*** Document text ***

She too was faced with temptation of compromising her vision for money. “I was offered $5 million for the script, but only if I cast a big name lead for the male character,” she recalled. ” I said, what about just for the girls, could you give me half the money to make that? The answer was no, and it was clear that female driven content by a female filmmaker was just not going to get funding. That’s when I mortgaged my house, put it all on the line to get this done.”

She felt that swinging the focus toward the mob boss would have risked becoming a close cousin to every other New York mob movie. “This was something I needed to do — for me, for the women I grew up around who were these characters,” Esposito said. “And thinking, ‘We all love these mafia genre movies and yet we’ve never seen an accurate portrayal of these women.’ I did it to show you can have a female at the helm who is new and has something to say. I did it for a lot of reasons, but mostly I did it for myself, for the opportunity I knew no one else was going to give me. I am nowhere near recouping, but I would do it again”

Esposito still is making the festival rounds to promote her film, but her agents now are bringing her scripts — a big change after years of being unable to get many to even read hers. You watch Fresh Kills and you can see Esposito was paying attention while working on movies from Crash to Summer of Sam, and series including Blue Bloods, The Affair and others. She does a lot with a micro-budget.

“I’ve given myself the opportunity to move forward, and that is something you really can’t buy,” she said. “I was able to show what I was capable of, and now I can get someone to read a script I’m interested in doing. People listen to the ideas I have. Scripts are being sent to me. All that means so much to me.”

Esposito has several projects percolating, including one large enough in scale that she’d like to make it her fourth film so she can get a couple more under her belt. Maybe with fewer hairpin turns than her debut, which, she said, “should have died 10 or 15 times.”

Barely enough money for a 22-day shoot in the winter in Staten Island, culminating in her key ending shot that was permitted to shoot on the Verrazano Narrows Bridge. That night, they closed the bridge because of a brutal snowstorm. There was too much dysfunction behind the scenes to restage the shot. “That’s the Cliff Notes version, and if I told you everything, I’d need to open some wine first,” she said. The ending she used is very touching, and she found a way around that and other creative obstacles in the editing room. Most important to her was keeping intact the love of a wife and daughters of a mob guy mixed up in nefarious deeds who still loved his family but traps them in a cycle that needs to be broken.

*** End of Document text ***

Using the information:
a) In the article about Esposito's film Fresh Kills, what did she do to get the film made once funding was refused?
b) Copy the stretch of the Fresh Kills article from "Esposito still is" through "with a micro-budget.".
The material that comes after this article has no part in this work.

*** Given records ***

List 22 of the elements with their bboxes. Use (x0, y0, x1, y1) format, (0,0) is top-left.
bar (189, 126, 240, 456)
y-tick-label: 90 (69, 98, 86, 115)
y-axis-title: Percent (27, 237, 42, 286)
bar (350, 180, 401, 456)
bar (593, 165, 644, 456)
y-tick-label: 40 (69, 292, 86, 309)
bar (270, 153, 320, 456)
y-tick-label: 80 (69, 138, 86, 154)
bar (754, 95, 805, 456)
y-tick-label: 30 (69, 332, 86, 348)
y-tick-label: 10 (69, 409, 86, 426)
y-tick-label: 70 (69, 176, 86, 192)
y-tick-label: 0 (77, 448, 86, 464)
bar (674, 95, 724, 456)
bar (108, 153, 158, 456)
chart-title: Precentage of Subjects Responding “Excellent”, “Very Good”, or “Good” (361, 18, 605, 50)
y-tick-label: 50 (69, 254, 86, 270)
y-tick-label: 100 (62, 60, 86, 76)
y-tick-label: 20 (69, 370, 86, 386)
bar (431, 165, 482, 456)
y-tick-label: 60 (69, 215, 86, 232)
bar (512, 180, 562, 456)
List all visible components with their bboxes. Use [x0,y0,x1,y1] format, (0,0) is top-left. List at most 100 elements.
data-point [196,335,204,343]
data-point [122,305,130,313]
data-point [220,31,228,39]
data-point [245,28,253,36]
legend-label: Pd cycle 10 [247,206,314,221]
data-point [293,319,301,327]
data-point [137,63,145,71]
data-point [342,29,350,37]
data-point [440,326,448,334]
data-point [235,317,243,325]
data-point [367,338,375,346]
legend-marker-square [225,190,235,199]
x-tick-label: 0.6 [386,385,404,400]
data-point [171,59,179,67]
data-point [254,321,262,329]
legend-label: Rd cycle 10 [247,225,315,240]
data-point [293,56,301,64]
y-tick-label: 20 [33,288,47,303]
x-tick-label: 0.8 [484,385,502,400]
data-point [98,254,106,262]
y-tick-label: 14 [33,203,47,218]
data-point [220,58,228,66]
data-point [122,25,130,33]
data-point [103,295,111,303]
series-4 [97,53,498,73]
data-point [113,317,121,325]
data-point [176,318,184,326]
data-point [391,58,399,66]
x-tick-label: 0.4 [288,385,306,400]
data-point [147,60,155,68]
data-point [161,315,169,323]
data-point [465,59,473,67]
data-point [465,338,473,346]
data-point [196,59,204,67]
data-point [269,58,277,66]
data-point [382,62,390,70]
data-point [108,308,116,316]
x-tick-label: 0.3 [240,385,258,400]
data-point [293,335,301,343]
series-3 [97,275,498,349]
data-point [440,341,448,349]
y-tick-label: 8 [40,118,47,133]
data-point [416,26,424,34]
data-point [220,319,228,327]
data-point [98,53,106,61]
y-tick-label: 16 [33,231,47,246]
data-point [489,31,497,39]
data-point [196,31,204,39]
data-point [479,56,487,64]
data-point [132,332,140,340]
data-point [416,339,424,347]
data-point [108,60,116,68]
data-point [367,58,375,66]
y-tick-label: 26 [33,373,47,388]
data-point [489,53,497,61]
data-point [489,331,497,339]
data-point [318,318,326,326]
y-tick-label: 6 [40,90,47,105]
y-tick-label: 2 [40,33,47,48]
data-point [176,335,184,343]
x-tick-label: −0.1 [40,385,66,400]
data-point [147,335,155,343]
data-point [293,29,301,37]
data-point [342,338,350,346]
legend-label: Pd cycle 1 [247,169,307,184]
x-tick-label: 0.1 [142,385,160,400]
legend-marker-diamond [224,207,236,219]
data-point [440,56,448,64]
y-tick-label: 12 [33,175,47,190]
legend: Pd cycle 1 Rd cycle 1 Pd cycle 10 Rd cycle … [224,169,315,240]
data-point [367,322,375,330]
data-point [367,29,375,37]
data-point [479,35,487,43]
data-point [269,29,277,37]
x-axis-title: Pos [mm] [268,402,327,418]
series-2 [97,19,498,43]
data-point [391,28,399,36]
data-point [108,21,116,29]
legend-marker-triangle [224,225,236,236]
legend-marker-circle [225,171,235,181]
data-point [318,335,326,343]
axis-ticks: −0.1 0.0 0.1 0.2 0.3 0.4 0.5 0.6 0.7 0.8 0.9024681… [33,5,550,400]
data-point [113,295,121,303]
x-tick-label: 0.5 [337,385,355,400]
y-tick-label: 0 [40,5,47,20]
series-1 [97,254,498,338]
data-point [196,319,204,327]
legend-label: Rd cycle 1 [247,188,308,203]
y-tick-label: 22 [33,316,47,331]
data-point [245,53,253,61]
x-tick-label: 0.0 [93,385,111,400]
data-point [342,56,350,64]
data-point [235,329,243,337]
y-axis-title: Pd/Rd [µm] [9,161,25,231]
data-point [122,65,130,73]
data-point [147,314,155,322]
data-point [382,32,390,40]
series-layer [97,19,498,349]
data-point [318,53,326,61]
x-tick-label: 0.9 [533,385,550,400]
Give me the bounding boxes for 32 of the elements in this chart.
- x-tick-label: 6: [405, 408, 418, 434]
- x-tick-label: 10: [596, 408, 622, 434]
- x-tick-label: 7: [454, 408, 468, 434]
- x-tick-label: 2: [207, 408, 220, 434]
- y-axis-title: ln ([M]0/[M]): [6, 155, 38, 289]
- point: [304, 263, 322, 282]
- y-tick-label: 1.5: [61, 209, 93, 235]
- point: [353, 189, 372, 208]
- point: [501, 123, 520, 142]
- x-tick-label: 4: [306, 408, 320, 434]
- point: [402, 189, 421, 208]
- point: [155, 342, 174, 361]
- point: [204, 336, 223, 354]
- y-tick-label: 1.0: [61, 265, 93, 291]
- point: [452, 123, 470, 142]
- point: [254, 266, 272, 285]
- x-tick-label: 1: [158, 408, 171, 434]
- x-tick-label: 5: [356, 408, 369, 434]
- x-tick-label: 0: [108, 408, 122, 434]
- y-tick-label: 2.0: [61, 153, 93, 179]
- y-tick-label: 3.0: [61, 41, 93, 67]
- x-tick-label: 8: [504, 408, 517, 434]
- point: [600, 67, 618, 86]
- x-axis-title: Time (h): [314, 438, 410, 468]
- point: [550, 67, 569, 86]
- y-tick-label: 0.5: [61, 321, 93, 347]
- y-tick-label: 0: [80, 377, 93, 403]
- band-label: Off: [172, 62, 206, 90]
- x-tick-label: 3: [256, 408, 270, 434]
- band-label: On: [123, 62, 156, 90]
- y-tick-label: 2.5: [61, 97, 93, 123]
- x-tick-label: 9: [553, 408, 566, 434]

*** End of Given records ***

Answers to this exercise:
a) She mortgaged her house.

b)
Esposito still is making the festival rounds to promote her film, but her agents now are bringing her scripts — a big change after years of being unable to get many to even read hers. You watch Fresh Kills and you can see Esposito was paying attention while working on movies from Crash to Summer of Sam, and series including Blue Bloods, The Affair and others. She does a lot with a micro-budget.